*Task brief:* From the listing, collect all lines containing the word "this".
━━━
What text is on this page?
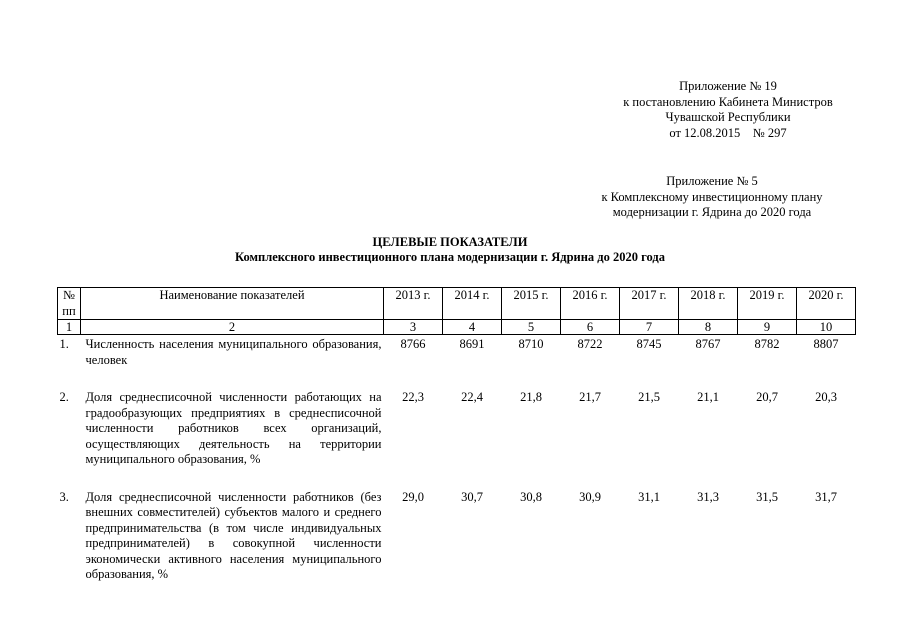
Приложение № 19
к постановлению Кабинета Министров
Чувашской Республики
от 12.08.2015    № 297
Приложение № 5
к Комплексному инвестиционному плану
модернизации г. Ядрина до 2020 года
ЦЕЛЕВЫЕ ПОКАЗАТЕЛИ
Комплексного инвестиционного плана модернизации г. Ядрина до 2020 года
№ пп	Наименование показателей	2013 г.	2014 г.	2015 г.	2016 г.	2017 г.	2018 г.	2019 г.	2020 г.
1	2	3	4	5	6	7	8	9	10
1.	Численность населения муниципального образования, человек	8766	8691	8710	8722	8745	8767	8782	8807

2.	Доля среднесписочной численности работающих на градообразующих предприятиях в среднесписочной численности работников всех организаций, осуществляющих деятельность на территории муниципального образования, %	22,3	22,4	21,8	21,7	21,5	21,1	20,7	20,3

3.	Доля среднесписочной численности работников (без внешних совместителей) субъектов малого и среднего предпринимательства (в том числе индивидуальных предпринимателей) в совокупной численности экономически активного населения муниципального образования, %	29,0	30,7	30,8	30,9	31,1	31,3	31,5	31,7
━━━
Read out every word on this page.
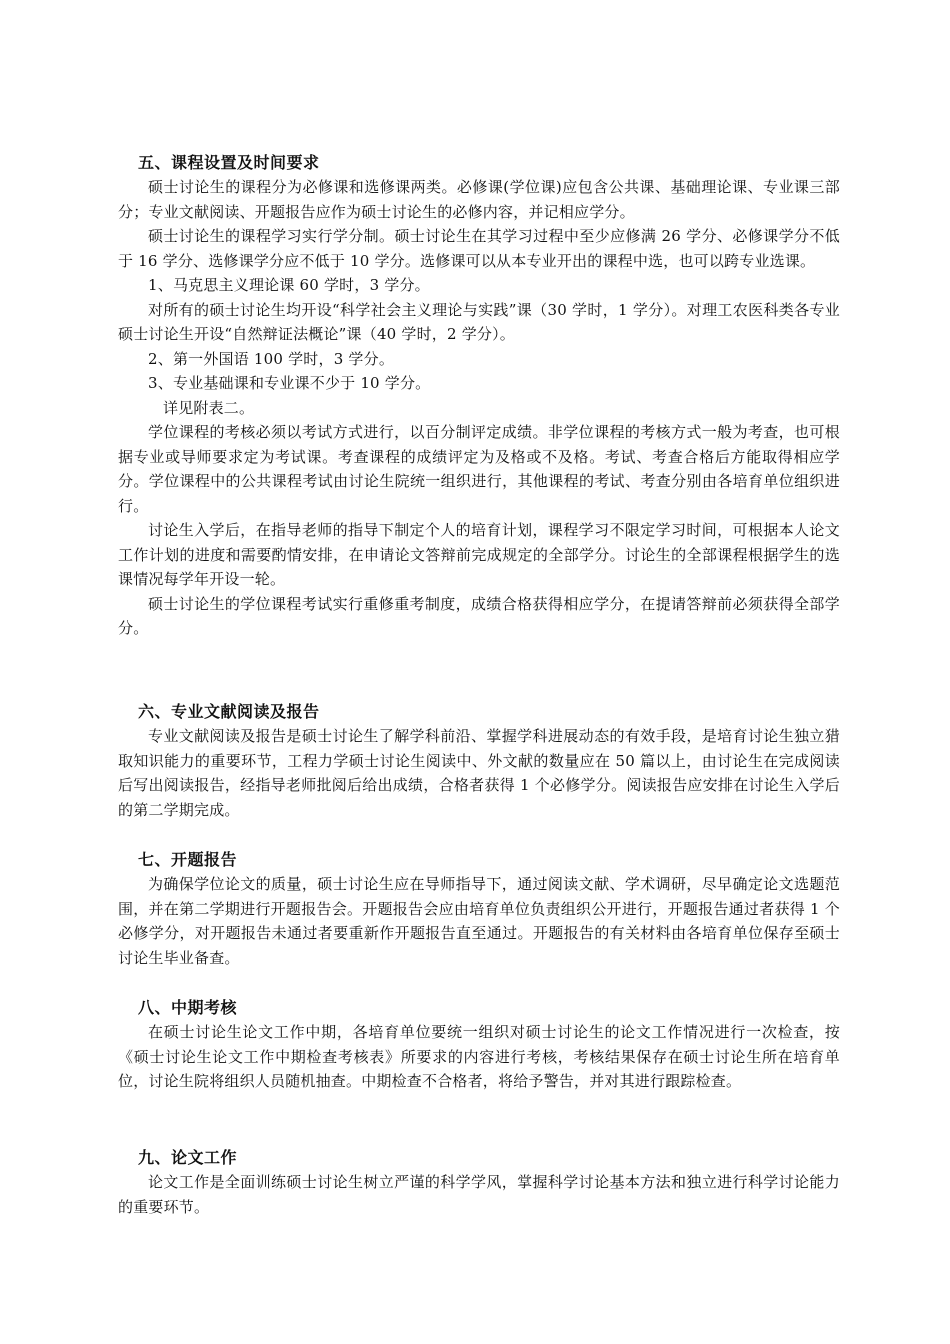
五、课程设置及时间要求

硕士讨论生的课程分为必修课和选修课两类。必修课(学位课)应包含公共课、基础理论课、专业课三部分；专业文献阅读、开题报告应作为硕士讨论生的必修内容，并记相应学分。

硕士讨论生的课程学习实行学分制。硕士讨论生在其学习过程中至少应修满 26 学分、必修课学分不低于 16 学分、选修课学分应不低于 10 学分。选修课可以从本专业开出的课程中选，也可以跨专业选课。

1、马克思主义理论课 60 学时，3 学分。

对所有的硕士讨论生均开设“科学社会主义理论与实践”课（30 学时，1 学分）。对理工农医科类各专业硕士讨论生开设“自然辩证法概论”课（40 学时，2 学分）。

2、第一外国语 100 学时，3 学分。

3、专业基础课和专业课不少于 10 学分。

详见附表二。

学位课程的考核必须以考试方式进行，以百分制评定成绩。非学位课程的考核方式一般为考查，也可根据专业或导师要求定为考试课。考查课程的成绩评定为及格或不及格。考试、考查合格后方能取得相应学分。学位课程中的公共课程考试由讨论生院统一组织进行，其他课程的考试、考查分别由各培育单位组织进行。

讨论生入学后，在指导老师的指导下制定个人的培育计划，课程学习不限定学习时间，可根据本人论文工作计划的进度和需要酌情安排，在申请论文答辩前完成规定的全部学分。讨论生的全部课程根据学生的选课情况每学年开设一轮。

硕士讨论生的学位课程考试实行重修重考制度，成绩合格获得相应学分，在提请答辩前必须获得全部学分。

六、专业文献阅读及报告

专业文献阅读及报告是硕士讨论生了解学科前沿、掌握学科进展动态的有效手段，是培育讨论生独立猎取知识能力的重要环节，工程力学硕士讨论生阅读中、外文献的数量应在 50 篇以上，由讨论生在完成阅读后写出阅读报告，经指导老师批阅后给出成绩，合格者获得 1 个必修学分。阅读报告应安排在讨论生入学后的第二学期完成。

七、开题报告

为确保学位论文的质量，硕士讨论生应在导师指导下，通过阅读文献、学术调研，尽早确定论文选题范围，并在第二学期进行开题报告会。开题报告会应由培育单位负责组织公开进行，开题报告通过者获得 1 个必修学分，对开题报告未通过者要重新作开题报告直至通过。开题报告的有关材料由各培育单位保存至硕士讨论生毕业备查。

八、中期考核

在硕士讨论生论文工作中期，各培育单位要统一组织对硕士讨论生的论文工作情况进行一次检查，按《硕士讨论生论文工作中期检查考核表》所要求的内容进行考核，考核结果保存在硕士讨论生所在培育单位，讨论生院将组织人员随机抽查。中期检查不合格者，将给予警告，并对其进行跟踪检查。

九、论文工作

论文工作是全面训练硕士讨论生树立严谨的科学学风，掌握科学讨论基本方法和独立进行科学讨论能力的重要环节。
━━━
*Exercise response:*
What text is on this page?
Read out every word on this page.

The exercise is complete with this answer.